■ Supplied entries:
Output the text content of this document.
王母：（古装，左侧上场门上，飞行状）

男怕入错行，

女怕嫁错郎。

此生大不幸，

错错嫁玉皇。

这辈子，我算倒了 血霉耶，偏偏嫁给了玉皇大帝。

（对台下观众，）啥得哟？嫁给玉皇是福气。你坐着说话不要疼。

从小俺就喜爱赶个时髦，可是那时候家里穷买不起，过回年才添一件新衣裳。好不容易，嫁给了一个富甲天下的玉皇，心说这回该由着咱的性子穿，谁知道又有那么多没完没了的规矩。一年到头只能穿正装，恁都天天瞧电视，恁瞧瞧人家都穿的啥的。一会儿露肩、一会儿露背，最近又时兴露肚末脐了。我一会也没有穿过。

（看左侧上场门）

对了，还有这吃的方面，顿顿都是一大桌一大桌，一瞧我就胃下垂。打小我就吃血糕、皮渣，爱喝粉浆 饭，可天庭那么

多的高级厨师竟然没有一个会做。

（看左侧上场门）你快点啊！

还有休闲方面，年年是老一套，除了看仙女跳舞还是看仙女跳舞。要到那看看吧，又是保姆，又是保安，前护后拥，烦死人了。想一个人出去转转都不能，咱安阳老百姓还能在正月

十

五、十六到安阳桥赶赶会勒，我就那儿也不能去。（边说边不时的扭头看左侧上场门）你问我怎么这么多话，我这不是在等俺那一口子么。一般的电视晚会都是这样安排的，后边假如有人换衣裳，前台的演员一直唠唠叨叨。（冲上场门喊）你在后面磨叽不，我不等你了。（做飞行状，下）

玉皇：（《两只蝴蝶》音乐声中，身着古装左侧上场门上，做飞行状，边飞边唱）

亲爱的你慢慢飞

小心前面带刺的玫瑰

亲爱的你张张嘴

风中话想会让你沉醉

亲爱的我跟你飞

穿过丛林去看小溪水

■ Directive:
Copy all lines from the data that hold the word "做飞行状".

■ Completed task:
五、十六到安阳桥赶赶会勒，我就那儿也不能去。（边说边不时的扭头看左侧上场门）你问我怎么这么多话，我这不是在等俺那一口子么。一般的电视晚会都是这样安排的，后边假如有人换衣裳，前台的演员一直唠唠叨叨。（冲上场门喊）你在后面磨叽不，我不等你了。（做飞行状，下）
玉皇：（《两只蝴蝶》音乐声中，身着古装左侧上场门上，做飞行状，边飞边唱）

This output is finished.